Un día me recordó que llevaba tres o cuatro años sin escribir. No es que no tuviera nada que decir. Es que la famosa República literaria ya no admitía ninguna poesía pública que no fuera la de la banalidad (técnica y lingüística) de aquel subjetivismo pequeño-burgués que él había abandonado en sus comienzos. Ya no le apetecía escribir ni siquiera desde el supuesto marginalismo malditista de su libro A boca de parir. ¿Cómo iba a volver al principìo si todo lo que había escrito después lo había escrito rompiendo con el principio?
Javier no era un poeta al uso posmoderno hispánico. Ha habido una posmodernidad incluso progresista, pero en nuestro territorio mental era absoluta banalidad de superficies. Javier comprendió que esa banalidad posmoderna obligaba a todo el mundo a ser jueves: o sea, estar en medio del sistema, incrustado en el caparazón de la semana. Jueves: el día de en medio, el verso plano, el que no significa, el lenguaje en el desierto. Para alguien que había fundido tan absolutamente su vida con su poesía eso resultaba insoportable. Muchas veces me lo dijo en aquellas interminables noches por teléfono: ya nada valía la pena.

▶ **Problemas por resolver**:
• a. Transcribe del texto sobre el poeta Javier el fragmento que empieza con las palabras que contienen "Un día me recordó" y termina con "con el principio?".
• b. Responde, según el texto sobre el poeta Javier:
(i) ¿Cuántos años llevaba Javier sin escribir?
(ii) ¿Cómo se titula el libro de Javier que se menciona?
(iii) ¿Por qué medio hablaban en aquellas noches interminables?
• c. Prolonga el texto sobre el poeta Javier a partir de su última frase.

▶ **Entradas listadas**:
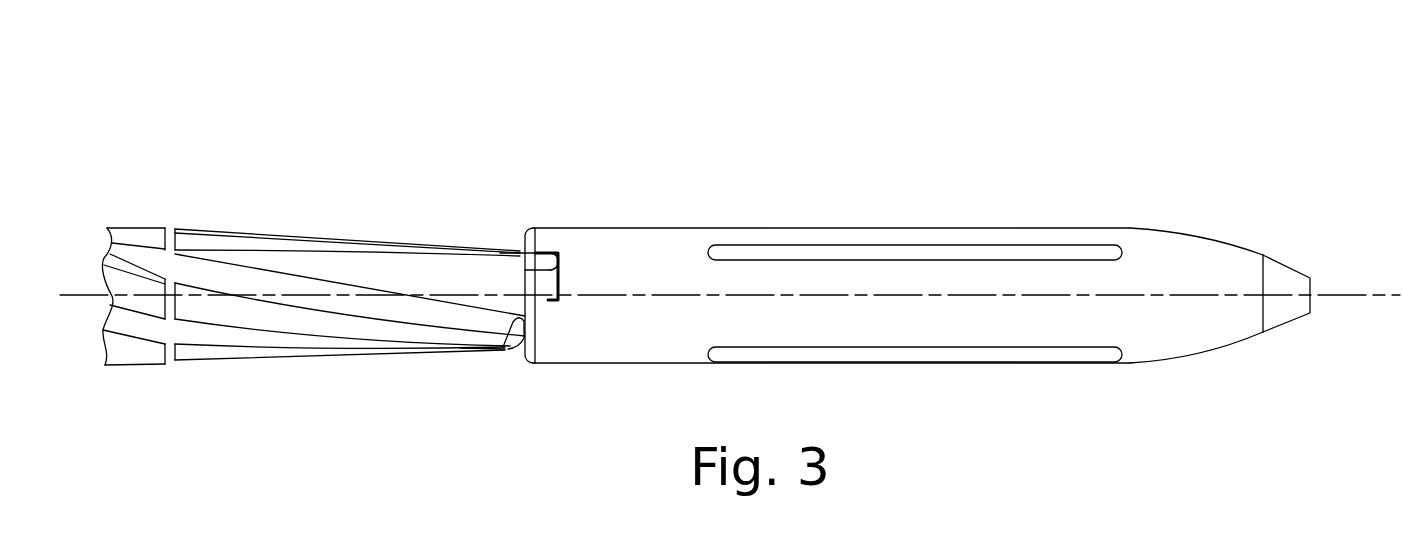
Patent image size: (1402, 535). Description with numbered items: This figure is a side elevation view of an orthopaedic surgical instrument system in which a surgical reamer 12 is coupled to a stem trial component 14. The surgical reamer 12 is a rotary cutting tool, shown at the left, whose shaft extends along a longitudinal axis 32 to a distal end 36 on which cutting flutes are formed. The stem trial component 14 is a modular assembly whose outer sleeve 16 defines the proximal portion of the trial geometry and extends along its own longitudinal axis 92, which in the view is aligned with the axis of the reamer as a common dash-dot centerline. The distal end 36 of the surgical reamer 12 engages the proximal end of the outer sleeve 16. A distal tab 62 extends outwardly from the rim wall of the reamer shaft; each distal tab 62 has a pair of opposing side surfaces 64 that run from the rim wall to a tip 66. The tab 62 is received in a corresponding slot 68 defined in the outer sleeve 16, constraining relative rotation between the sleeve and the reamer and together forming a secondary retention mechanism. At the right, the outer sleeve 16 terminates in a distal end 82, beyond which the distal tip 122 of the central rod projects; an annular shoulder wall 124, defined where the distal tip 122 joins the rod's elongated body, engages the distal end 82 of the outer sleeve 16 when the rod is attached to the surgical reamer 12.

The surgical reamer 12 is at (368, 247).
The stem trial component 14 is at (1070, 128).
The outer sleeve 16 is at (1141, 358).
The distal end 36 is at (500, 341).
The distal tabs 62 is at (546, 257).
The side surfaces 64 is at (520, 322).
The tip 66 is at (561, 262).
The slots 68 is at (543, 303).
The distal end 82 is at (1232, 246).
The distal tip 122 is at (1278, 319).
The annular shoulder wall 124 is at (1266, 256).
The longitudinal axis 32 is at (730, 327).
The longitudinal axis 92 is at (1358, 298).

▶ **Respuestas a tareas**:
• a.
Un día me recordó que llevaba tres o cuatro años sin escribir. No es que no tuviera nada que decir. Es que la famosa República literaria ya no admitía ninguna poesía pública que no fuera la de la banalidad (técnica y lingüística) de aquel subjetivismo pequeño-burgués que él había abandonado en sus comienzos. Ya no le apetecía escribir ni siquiera desde el supuesto marginalismo malditista de su libro A boca de parir. ¿Cómo iba a volver al principìo si todo lo que había escrito después lo había escrito rompiendo con el principio?

• b.
(i) Tres o cuatro años.
(ii) A boca de parir.
(iii) Por teléfono.

• c.
Una noche, en mi casa, leímos juntos el Biethanatos de Borges, una reflexión que Borges hace acerca del suicidio a propósito del escritor inglés De Quincey. Javier, que adoraba la escritura de Borges, me dio la razón: el suicidio era un sarcasmo estúpido. Renunciar a respirar. Pero de pronto me recordó que Chesterton era el otro ídolo de Borges. ¿Y qué?, le respondí. Muy sencillo, dijo, "Yo nunca seré el hombre que fue jueves". Me eché a reir, nos reímos juntos, pero no me gustó nada la expresión que había por debajo. No es que Javier no hubiera estado siempre autodestruyéndose. Pero el mundo (social y literario) le había echado una mano nada divertida. Efectivamente, se creía convertido en jueves, en el día indefinible.
Así que esperó a un jueves por la mañana y decidió no ser jueves. Contar el resto de mi dolor sería absurdo.